# Article:
┌────────
# Ditial Sketch Book



## Icarus (Dec 27, 2007)

Allo.
I'm jus gonna create a sketch book whatever-it's-called here.
All I'll do here is upload stuff that I've been drawing with my digital medias.
Note that this post is just the introductory post and will not have pics attached.

To the next post >___>
Alright, I saw a little meme about turning your character into a xenomorphic, human, predator, or pred-alien creature so I decided to practice with my wacom.
the result is below
It was done in Open Canvas and took about forty minutes.


----------



## Arshes Nei (Dec 28, 2007)

Icarus said:
			
		

> Allo.
> I'm jus gonna create a sketch book whatever-it's-called here.
> All I'll do here is upload stuff that I've been drawing with my digital medias.
> Note that this post is just the introductory post and will not have pics attached.
> ...





Interesting head shape!


----------



## Icarus (Dec 28, 2007)

Thanks 

I forgot to add my very first drawing (sketch) that I made with the wacom.
└────────
# Provided material:
┌────────
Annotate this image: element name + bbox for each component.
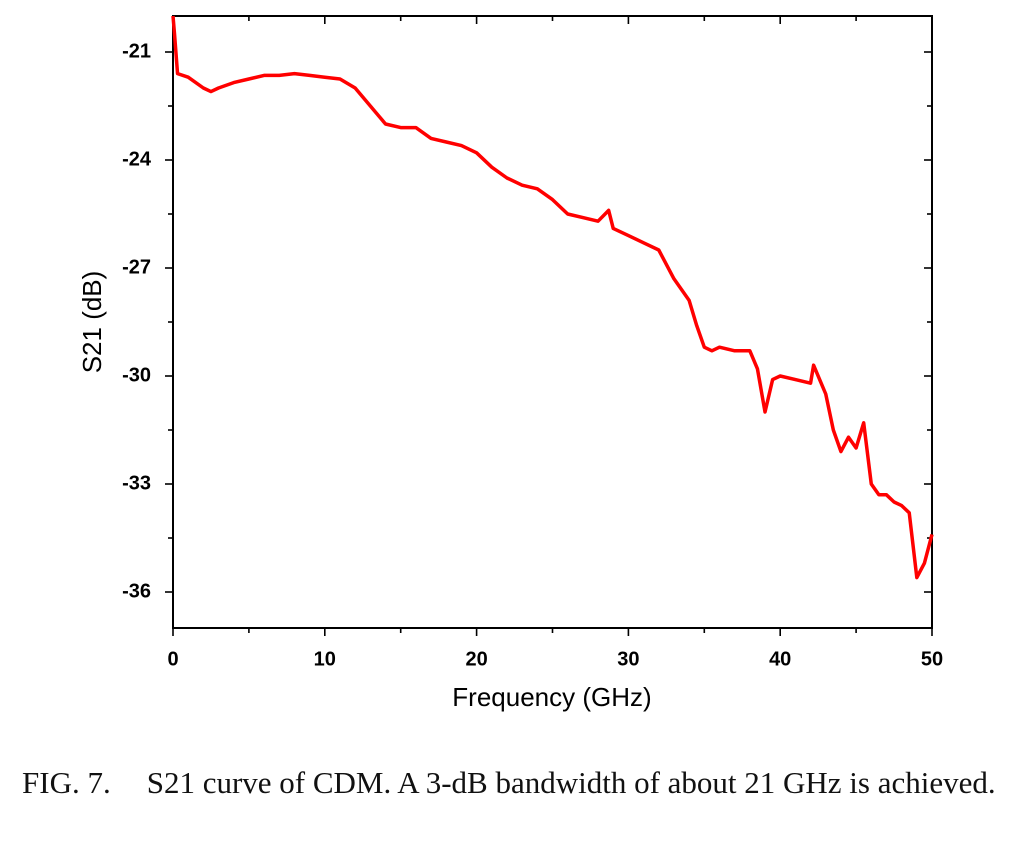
└────────
# What to produce:
Please resume the forum thread about the digital sketchbook, picking up right after its final sentence. The material above comes from a different source than the forum thread.

# Written answer:
This one was done in photoshop.

And the one next to it is a minor lizard head study.


----------



## Icarus (Jan 5, 2008)

I hate bumping my own thread like this but I am making something, here's the WIP. 
There's going to be effects in his hands, and no, he's not flipping ppl off XD.


----------



## Icarus (Jan 14, 2008)

Around a 30 minute sketch.  Heavily stylized I know.






I realized something while drawing it though, I have problems with hand steadiness  .
As in, when I try to concentrate and draw straight lines, my hand tends to shake.
Are there ways to fix this or get used to it easier?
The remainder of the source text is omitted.